* WRITTEN TASK:
Find every line of the listing below where "Cursor" appears, and copy it.

Dataset rows about figures
= = = = =

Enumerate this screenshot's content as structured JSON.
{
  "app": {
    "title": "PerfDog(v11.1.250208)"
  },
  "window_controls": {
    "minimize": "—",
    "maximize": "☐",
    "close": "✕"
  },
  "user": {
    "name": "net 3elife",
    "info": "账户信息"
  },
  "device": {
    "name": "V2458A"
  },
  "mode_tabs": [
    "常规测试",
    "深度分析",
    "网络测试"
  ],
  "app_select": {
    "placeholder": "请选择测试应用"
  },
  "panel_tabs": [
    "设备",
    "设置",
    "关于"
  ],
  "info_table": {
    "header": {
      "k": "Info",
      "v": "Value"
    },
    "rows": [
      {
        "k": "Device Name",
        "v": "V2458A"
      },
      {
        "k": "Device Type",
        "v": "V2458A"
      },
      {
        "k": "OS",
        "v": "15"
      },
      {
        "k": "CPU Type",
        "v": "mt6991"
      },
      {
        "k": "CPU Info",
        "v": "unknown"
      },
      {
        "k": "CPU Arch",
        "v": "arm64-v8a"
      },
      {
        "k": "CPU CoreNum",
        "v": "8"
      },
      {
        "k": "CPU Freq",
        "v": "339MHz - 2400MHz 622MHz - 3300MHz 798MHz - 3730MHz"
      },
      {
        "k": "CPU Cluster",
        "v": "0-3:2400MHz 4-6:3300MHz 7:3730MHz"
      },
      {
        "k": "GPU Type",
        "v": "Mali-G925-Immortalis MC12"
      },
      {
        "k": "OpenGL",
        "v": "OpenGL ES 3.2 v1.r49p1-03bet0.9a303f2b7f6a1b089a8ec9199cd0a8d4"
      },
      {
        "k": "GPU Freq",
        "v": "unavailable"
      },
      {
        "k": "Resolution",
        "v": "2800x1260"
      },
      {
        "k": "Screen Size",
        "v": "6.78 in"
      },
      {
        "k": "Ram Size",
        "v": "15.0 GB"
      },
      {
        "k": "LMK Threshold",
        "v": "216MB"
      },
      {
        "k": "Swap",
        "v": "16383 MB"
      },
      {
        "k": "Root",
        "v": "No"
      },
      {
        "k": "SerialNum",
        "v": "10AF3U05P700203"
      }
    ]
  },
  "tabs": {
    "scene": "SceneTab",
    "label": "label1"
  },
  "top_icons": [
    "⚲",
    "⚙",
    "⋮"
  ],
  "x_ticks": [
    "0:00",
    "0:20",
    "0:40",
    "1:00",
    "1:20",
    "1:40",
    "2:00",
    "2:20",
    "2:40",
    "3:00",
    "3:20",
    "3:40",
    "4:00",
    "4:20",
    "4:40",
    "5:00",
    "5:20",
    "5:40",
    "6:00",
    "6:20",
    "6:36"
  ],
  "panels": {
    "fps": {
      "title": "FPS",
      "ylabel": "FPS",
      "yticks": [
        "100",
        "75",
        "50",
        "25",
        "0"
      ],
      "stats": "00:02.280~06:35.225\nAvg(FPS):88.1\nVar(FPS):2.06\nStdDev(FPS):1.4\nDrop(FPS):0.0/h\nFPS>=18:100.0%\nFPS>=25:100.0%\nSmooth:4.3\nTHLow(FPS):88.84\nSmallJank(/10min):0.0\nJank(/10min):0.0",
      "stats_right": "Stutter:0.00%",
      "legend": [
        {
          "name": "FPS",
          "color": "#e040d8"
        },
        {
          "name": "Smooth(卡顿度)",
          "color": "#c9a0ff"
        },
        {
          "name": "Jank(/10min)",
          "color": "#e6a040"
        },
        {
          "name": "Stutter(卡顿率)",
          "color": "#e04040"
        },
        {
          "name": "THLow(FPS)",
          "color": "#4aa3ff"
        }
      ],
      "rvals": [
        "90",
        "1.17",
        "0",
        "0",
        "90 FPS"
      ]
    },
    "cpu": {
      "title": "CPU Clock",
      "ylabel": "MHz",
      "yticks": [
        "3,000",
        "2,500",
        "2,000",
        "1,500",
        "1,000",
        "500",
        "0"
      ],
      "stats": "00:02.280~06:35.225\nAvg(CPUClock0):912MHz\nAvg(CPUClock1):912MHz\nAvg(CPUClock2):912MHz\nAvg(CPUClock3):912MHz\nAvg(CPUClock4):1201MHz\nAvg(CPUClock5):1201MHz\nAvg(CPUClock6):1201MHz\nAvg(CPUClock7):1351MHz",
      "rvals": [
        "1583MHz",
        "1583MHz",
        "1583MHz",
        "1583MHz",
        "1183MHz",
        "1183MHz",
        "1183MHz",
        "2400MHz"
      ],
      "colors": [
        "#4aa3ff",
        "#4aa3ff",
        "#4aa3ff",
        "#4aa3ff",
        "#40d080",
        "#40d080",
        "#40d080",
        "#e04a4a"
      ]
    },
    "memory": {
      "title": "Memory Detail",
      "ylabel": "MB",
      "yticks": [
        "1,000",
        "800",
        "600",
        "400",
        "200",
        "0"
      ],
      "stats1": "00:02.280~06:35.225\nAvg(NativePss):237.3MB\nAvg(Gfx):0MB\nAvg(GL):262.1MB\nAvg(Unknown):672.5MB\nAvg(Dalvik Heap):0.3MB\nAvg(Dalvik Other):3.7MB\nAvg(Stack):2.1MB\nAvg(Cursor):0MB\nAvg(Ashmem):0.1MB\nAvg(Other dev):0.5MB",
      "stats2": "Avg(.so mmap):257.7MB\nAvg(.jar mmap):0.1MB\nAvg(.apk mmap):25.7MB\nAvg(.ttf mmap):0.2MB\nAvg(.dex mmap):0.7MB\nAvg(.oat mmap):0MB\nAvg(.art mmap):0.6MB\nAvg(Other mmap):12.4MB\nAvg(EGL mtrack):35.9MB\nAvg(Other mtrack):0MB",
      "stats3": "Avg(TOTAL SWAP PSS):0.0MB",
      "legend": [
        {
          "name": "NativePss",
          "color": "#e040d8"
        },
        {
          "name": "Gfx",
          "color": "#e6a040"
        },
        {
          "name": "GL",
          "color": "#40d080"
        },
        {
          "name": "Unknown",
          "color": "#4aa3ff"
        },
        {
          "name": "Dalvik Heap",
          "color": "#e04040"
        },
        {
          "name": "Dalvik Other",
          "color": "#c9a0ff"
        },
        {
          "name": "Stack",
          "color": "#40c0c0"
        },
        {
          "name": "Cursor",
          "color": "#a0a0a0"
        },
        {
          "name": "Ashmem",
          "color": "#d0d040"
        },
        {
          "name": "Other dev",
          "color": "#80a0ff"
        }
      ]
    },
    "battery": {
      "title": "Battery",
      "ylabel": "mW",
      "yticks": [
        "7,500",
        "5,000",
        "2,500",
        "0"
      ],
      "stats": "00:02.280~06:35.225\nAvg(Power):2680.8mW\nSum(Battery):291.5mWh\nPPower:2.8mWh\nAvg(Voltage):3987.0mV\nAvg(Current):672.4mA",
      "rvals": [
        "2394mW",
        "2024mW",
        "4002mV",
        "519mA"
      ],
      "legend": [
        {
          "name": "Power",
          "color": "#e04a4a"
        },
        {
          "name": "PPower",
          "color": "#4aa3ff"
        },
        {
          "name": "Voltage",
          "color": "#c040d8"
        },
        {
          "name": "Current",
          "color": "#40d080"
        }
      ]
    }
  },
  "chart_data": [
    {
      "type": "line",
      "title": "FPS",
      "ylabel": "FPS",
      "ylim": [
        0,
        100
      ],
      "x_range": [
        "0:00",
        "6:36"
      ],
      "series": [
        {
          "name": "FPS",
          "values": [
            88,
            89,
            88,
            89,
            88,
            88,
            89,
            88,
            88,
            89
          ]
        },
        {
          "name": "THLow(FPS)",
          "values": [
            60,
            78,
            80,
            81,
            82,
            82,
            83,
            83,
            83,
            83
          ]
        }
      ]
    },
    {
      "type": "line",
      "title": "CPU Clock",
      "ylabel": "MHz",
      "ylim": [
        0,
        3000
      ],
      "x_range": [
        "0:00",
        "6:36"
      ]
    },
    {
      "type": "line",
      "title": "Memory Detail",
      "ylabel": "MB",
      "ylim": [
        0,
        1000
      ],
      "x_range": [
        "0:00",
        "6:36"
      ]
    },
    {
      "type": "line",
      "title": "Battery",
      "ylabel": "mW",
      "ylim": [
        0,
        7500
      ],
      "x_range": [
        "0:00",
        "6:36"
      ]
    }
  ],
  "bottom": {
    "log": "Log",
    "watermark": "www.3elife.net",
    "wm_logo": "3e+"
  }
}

= = = = =

* THE REPLY:
      "stats1": "00:02.280~06:35.225\nAvg(NativePss):237.3MB\nAvg(Gfx):0MB\nAvg(GL):262.1MB\nAvg(Unknown):672.5MB\nAvg(Dalvik Heap):0.3MB\nAvg(Dalvik Other):3.7MB\nAvg(Stack):2.1MB\nAvg(Cursor):0MB\nAvg(Ashmem):0.1MB\nAvg(Other dev):0.5MB",
          "name": "Cursor",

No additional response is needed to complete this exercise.